Pick every line out of the entries below that has the string "Cadherin", and copy it.

== EXTRACTED ENTRIES ==

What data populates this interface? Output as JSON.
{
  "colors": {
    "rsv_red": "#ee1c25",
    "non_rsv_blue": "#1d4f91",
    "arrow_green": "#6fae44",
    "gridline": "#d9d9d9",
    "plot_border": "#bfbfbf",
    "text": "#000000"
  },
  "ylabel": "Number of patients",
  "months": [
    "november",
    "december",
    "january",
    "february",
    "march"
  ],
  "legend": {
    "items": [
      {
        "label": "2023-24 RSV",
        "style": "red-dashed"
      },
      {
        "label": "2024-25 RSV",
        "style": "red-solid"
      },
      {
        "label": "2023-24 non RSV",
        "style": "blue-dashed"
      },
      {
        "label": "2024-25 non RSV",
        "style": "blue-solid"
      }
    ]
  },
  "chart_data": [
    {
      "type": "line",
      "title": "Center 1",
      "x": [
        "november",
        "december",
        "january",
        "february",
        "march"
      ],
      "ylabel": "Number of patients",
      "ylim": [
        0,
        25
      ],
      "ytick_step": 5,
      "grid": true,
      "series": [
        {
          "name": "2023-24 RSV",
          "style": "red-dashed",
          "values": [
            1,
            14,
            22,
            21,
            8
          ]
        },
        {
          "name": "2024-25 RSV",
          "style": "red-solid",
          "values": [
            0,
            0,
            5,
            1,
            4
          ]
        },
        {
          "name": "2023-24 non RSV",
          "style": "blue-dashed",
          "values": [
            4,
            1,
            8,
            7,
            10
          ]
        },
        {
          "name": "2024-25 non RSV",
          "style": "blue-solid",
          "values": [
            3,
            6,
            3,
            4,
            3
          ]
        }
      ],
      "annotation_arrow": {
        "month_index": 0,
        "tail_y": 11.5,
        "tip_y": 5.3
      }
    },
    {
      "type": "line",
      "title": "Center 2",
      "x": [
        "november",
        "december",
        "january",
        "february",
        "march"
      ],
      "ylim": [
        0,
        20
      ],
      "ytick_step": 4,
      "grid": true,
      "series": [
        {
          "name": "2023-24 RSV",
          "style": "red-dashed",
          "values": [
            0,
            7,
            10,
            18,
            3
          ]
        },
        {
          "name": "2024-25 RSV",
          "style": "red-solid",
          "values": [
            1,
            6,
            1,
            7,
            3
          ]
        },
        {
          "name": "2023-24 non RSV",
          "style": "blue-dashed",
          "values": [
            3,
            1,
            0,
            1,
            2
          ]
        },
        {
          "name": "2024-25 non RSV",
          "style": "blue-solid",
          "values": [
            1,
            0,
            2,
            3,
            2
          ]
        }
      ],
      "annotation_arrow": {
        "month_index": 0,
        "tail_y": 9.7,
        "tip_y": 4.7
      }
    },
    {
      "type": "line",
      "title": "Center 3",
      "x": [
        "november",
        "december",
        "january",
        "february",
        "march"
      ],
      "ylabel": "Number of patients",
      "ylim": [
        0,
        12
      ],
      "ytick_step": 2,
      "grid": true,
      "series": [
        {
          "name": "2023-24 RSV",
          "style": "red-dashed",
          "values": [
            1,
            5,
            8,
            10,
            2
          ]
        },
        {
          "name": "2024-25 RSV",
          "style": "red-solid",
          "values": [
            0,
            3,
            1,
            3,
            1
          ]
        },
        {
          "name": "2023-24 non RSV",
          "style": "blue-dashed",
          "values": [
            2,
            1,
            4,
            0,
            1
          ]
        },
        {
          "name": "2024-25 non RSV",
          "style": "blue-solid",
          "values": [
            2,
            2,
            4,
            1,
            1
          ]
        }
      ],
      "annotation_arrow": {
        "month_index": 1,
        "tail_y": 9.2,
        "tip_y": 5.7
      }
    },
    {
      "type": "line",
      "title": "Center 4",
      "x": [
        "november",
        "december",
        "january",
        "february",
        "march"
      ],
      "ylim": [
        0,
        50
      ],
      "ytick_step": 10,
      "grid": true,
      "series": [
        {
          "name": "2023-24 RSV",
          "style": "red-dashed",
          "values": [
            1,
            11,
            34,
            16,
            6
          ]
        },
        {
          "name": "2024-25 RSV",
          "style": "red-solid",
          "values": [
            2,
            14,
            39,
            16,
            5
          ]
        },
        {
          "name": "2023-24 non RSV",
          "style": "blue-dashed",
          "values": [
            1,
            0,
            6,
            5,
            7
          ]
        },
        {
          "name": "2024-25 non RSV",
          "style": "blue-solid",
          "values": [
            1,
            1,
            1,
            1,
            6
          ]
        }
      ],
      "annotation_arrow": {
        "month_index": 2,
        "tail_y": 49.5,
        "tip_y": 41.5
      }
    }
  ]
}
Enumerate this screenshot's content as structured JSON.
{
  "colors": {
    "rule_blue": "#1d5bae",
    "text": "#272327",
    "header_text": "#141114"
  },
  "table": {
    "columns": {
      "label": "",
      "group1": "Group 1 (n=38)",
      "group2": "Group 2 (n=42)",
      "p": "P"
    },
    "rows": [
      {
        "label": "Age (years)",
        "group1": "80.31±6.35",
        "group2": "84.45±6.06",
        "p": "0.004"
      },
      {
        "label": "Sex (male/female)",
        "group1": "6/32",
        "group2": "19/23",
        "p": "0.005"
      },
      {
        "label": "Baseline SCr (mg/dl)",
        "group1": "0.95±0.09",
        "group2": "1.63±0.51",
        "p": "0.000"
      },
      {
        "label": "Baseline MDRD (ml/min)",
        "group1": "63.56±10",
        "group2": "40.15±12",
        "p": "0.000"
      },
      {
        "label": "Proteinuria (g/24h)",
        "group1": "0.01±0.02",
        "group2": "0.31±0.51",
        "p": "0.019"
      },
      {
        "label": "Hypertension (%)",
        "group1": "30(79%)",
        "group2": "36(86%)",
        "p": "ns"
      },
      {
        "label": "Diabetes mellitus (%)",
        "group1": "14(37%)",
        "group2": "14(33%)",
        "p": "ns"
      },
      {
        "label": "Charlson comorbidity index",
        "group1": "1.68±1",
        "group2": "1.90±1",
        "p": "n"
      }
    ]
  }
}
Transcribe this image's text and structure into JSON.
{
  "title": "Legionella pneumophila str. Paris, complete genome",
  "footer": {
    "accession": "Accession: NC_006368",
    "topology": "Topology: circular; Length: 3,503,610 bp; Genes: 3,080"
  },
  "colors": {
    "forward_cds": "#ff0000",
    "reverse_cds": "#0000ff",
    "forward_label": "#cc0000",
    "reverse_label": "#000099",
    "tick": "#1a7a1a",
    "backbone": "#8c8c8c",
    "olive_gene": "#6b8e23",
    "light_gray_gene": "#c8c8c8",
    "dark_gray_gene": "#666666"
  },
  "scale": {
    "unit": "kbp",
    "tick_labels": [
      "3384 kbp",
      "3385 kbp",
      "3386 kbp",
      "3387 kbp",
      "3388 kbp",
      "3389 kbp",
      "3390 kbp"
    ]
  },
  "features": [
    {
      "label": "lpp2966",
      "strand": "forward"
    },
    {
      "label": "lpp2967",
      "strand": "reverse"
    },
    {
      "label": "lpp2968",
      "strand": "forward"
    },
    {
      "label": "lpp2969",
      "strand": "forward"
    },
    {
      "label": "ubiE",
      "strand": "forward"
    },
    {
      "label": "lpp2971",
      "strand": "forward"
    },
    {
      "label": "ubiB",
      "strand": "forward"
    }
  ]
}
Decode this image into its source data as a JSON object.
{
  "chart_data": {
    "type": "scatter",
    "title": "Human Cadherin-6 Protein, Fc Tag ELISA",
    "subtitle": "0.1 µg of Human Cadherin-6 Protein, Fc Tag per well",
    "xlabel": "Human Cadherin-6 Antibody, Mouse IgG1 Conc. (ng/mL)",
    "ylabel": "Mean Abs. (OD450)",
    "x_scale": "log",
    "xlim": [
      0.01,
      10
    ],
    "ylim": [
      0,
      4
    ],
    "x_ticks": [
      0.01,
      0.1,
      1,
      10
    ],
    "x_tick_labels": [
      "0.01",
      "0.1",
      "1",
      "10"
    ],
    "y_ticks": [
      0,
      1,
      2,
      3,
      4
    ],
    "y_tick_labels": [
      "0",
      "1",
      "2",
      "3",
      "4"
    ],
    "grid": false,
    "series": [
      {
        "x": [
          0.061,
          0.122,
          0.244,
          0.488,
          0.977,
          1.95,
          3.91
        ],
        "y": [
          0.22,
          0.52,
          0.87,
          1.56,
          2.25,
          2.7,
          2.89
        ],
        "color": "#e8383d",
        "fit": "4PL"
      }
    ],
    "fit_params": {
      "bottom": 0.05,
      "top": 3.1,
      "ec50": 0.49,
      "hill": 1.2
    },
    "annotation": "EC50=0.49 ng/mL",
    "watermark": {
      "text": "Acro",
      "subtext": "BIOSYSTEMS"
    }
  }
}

===

ANSWER AREA:
    "title": "Human Cadherin-6 Protein, Fc Tag ELISA",
    "subtitle": "0.1 µg of Human Cadherin-6 Protein, Fc Tag per well",
    "xlabel": "Human Cadherin-6 Antibody, Mouse IgG1 Conc. (ng/mL)",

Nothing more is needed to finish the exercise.